OBJECTIVE = Work out the number of lines containing "Coverage". Answer with nothing but that number.

(Stored items)
╔══
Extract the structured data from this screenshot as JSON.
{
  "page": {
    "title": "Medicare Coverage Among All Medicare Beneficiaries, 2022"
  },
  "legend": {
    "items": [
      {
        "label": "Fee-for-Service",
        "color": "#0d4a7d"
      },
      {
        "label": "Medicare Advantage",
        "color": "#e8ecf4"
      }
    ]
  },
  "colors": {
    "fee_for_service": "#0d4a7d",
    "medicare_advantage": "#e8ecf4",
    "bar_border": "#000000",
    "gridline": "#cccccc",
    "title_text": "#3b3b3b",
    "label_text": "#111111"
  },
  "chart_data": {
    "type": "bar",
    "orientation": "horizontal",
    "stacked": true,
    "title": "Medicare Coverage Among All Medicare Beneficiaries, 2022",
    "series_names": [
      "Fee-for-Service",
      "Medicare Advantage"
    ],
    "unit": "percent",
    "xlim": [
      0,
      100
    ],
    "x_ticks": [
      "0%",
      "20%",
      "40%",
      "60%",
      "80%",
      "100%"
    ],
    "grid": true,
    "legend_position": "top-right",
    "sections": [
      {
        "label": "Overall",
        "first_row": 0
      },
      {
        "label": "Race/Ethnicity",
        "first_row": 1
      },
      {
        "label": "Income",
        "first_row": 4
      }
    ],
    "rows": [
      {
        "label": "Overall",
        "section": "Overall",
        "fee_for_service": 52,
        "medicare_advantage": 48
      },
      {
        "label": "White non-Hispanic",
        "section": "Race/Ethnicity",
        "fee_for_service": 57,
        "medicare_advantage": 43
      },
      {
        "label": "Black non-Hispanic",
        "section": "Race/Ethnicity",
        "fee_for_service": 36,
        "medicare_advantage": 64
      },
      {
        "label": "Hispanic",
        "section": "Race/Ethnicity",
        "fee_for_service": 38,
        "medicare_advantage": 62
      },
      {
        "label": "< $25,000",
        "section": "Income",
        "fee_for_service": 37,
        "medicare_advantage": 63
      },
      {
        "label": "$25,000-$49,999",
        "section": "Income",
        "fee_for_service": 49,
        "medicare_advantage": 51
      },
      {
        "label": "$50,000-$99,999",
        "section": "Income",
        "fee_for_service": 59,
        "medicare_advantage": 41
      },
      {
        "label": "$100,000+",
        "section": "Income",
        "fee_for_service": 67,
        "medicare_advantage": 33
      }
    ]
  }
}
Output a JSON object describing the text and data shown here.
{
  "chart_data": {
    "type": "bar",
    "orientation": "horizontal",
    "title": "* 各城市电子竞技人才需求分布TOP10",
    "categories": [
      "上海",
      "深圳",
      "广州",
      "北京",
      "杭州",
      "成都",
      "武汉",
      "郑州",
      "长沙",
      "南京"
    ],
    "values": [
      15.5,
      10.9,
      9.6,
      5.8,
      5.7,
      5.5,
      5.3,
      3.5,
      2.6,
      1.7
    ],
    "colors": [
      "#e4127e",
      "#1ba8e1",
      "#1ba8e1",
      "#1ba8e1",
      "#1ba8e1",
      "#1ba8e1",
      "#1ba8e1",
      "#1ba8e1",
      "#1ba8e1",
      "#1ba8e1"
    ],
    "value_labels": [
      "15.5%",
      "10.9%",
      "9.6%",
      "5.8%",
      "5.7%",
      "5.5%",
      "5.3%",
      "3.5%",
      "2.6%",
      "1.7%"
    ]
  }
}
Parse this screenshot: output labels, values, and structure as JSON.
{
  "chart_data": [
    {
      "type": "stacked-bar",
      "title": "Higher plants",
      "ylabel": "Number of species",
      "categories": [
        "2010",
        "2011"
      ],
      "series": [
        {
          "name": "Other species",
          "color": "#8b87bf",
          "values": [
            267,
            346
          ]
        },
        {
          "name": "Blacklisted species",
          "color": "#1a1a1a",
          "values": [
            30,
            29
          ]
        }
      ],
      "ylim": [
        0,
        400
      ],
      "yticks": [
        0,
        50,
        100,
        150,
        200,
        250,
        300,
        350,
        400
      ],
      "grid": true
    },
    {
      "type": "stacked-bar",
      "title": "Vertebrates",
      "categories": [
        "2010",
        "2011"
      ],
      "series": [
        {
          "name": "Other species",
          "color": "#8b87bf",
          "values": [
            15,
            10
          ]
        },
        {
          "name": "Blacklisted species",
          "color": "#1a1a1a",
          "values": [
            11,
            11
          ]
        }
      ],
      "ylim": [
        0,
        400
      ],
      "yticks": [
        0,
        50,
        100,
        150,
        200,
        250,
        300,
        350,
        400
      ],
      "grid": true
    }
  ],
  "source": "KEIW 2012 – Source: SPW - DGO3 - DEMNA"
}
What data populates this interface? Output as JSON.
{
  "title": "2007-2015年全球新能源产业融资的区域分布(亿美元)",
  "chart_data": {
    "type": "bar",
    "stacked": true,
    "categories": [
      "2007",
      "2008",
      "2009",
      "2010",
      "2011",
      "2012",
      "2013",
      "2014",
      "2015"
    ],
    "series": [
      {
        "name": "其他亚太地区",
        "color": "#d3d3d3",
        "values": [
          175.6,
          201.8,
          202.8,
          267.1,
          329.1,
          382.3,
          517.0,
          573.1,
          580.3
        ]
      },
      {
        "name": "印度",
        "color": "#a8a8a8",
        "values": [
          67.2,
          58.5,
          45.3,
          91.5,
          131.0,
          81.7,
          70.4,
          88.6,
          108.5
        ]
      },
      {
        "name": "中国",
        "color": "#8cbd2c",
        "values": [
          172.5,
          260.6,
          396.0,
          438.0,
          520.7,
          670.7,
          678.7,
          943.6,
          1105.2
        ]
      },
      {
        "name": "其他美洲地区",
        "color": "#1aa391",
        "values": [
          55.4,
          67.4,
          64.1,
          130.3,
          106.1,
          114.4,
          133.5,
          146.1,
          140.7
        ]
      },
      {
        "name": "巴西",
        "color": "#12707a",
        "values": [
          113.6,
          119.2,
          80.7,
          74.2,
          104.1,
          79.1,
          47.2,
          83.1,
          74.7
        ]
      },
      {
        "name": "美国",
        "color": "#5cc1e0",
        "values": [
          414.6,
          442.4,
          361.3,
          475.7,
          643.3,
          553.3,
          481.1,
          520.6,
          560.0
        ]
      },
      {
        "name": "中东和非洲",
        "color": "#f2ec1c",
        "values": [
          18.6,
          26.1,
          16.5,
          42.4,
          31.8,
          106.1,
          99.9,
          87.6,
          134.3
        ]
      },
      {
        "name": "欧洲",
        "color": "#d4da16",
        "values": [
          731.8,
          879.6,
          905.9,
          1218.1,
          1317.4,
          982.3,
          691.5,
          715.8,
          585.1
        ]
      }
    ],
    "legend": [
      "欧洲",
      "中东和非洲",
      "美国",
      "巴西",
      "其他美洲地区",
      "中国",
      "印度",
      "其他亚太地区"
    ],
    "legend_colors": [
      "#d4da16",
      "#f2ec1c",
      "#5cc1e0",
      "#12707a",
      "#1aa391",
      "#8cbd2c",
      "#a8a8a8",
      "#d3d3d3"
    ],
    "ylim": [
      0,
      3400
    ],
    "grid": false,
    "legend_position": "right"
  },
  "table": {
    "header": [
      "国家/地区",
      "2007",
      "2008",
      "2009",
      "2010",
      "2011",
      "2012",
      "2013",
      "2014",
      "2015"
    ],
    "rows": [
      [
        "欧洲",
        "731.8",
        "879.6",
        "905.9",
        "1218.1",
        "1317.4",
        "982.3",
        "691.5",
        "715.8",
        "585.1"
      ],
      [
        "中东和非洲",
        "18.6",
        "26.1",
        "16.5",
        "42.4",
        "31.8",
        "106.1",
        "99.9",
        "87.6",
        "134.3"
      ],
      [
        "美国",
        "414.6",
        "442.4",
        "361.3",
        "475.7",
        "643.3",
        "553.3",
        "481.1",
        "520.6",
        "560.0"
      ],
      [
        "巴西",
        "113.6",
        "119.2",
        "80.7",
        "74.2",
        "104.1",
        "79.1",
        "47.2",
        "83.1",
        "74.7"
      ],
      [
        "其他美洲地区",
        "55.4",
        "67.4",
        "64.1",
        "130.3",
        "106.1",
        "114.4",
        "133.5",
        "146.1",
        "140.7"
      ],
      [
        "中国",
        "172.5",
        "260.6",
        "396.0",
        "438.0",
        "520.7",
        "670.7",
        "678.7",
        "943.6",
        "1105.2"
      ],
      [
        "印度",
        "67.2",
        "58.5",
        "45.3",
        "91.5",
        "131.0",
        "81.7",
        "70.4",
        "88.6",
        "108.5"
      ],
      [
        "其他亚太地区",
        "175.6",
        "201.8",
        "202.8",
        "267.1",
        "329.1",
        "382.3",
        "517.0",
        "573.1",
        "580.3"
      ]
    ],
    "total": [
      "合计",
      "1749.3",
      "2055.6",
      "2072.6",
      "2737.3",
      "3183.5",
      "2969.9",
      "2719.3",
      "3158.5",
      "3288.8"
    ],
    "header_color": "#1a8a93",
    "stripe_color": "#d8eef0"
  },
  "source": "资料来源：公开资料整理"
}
╚══
RESULT FOR THIS EXERCISE = 2